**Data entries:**
------------------------------

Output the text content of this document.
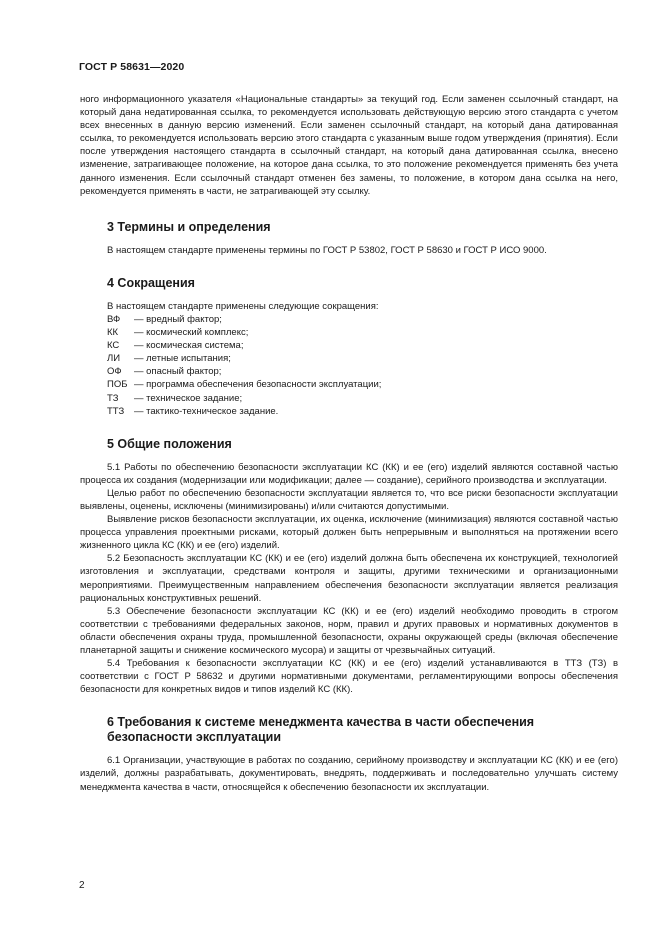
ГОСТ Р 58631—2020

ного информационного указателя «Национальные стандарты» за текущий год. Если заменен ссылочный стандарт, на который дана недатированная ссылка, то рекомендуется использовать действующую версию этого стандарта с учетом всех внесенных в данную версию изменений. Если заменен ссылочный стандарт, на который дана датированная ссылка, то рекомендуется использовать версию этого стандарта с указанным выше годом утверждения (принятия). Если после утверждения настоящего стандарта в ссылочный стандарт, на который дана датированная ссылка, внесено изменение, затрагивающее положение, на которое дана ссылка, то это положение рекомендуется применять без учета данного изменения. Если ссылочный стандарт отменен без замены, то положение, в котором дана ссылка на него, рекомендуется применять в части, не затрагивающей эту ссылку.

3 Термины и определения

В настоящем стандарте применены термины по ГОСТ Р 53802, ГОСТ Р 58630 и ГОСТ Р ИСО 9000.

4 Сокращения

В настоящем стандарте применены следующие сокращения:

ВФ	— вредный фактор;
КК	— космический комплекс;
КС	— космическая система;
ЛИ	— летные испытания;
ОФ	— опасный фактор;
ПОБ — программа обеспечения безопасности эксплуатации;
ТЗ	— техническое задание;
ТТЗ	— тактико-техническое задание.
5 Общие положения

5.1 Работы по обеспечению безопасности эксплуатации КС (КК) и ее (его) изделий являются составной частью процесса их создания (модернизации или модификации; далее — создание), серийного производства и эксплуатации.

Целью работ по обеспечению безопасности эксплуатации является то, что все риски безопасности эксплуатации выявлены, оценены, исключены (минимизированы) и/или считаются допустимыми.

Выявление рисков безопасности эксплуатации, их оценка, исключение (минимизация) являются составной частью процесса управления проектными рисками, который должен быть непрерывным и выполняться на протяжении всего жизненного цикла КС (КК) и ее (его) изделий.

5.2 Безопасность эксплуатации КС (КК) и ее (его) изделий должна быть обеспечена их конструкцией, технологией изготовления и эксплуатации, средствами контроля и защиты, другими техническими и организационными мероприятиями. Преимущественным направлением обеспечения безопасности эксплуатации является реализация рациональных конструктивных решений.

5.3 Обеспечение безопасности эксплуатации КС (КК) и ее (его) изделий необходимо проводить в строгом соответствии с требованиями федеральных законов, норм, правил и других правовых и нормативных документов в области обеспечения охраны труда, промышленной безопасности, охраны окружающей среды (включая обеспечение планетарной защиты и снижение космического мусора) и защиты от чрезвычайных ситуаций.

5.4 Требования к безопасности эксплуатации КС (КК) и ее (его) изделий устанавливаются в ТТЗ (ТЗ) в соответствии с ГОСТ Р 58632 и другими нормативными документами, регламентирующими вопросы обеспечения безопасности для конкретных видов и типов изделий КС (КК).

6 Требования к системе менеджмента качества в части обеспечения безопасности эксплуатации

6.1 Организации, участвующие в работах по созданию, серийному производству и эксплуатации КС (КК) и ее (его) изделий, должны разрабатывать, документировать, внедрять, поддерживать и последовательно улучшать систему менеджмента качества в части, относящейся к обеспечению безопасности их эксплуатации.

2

------------------------------

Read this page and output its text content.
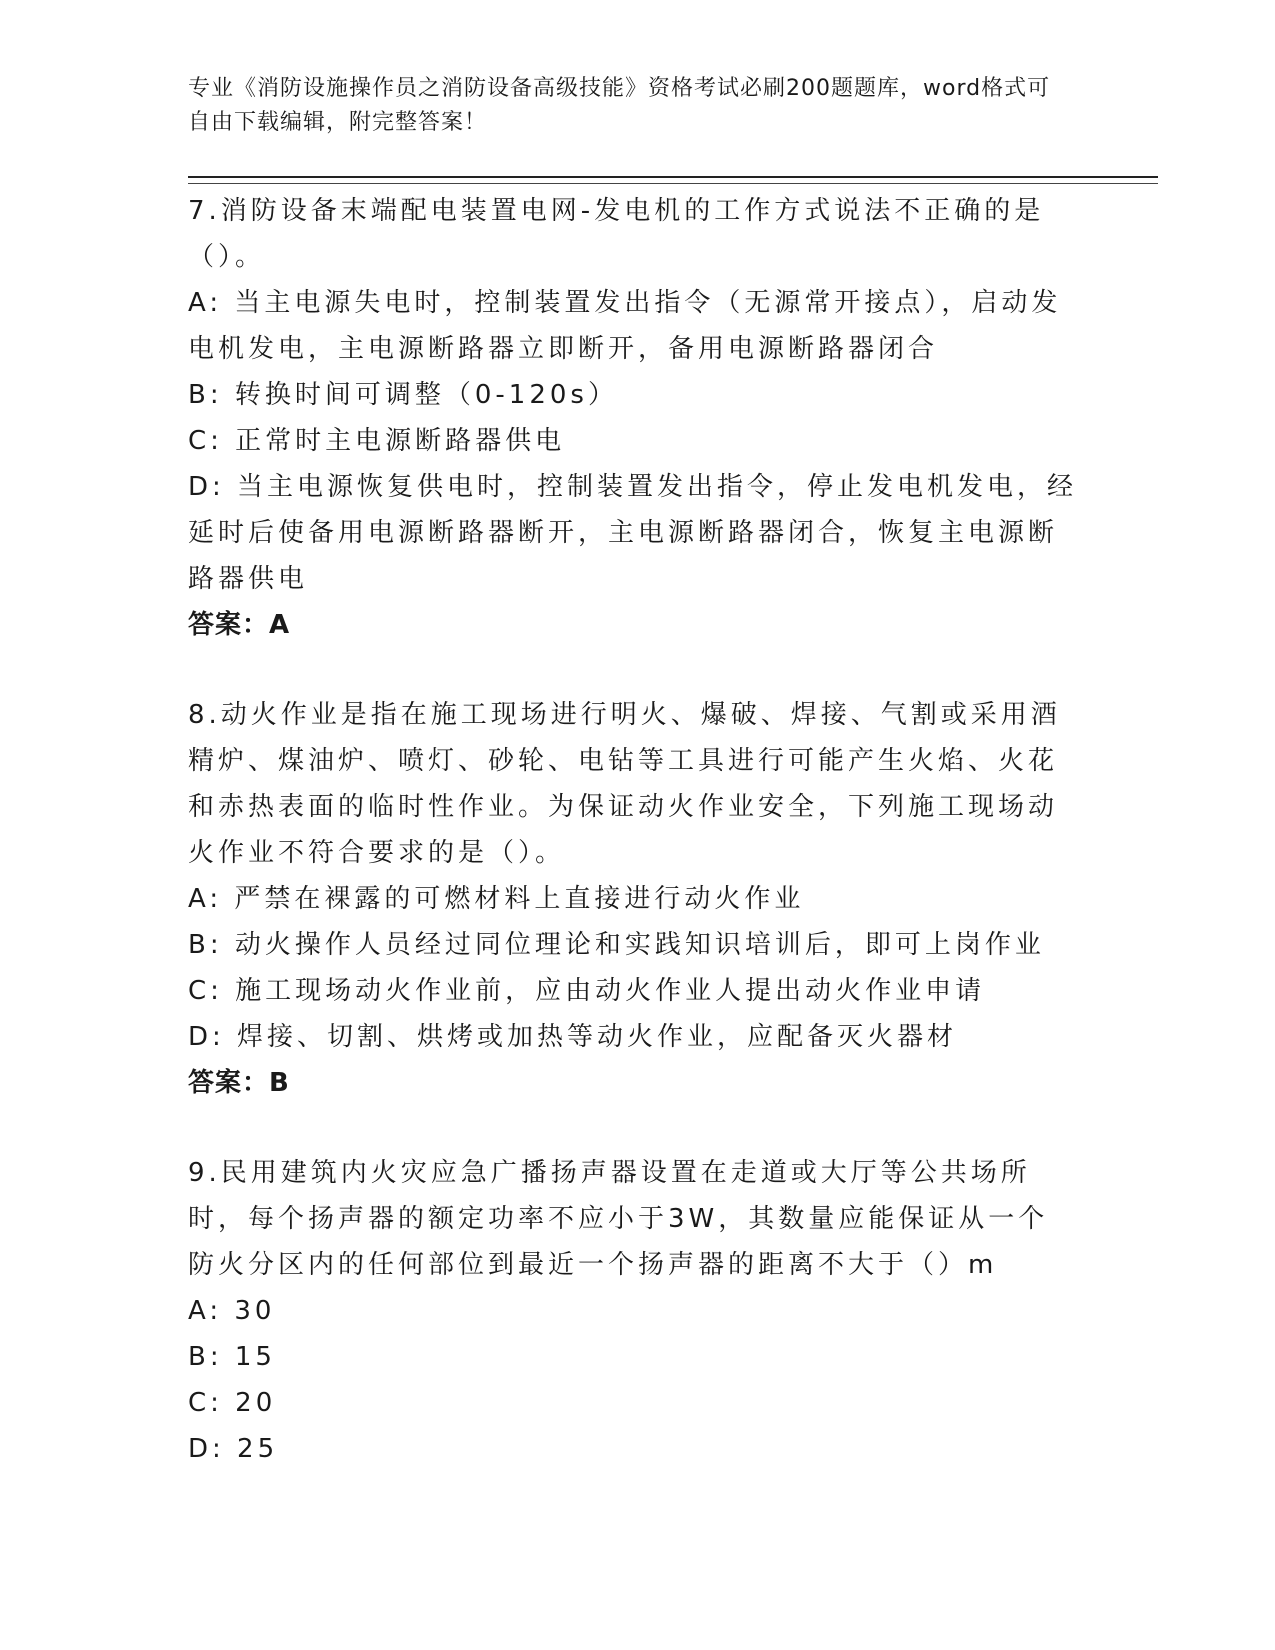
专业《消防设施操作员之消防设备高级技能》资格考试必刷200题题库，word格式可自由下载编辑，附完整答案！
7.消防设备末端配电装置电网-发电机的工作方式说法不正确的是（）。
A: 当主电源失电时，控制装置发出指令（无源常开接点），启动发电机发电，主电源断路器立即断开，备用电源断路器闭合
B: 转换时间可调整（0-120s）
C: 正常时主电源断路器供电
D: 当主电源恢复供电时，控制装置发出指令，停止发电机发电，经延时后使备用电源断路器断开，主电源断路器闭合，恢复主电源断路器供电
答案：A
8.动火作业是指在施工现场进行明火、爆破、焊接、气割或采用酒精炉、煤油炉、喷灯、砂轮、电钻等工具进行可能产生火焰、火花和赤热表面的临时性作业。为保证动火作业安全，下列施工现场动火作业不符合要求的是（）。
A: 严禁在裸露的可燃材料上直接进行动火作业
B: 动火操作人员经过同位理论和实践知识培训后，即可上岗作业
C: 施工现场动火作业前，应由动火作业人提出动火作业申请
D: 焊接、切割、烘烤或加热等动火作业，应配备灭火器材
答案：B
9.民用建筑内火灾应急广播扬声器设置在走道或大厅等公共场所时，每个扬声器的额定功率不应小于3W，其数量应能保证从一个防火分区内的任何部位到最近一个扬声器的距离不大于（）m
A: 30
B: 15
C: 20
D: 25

------------------------------

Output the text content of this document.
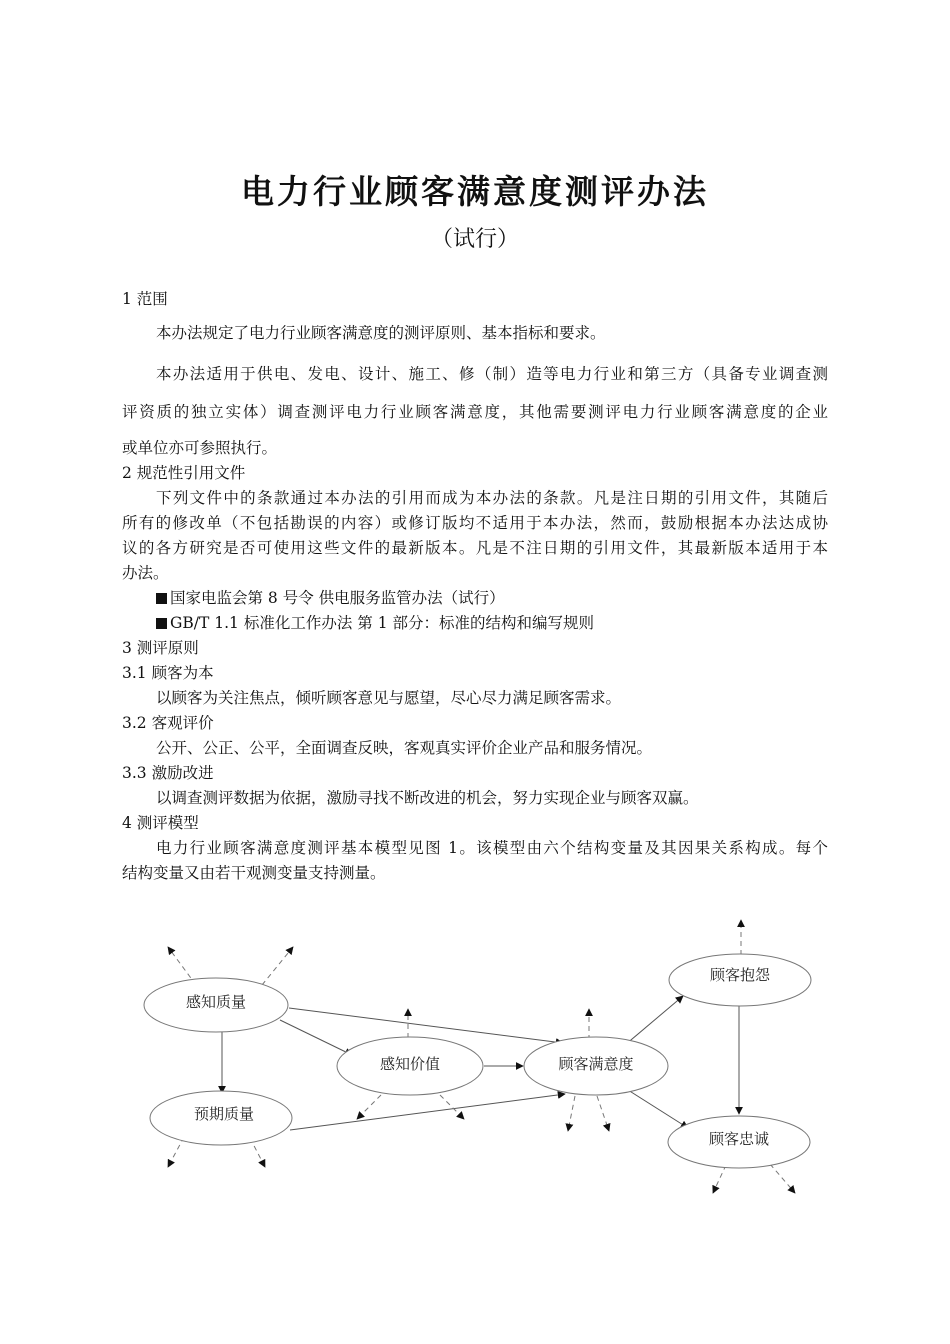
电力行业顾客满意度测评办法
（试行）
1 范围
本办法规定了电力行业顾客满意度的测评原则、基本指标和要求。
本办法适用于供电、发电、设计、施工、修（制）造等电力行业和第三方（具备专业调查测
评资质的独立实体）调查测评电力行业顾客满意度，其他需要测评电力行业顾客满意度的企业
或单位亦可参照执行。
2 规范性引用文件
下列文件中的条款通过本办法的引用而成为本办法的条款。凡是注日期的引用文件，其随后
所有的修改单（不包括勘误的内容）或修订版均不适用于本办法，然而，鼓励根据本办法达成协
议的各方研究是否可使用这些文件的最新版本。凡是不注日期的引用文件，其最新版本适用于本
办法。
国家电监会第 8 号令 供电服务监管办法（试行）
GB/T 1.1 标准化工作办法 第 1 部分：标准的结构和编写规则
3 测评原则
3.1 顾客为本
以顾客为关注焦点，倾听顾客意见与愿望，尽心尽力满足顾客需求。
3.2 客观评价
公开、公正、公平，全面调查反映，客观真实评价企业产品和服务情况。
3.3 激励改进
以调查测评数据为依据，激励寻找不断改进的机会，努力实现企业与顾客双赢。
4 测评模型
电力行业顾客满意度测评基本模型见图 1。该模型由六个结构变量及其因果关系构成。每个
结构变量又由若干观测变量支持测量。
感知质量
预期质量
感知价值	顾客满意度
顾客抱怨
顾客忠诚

------------------------------

**PROBLEM TO WORK ON:** Of the lines in the material, how many hold the word "стандарте"? Reply with the number only.

**WRITTEN ANSWER:** 2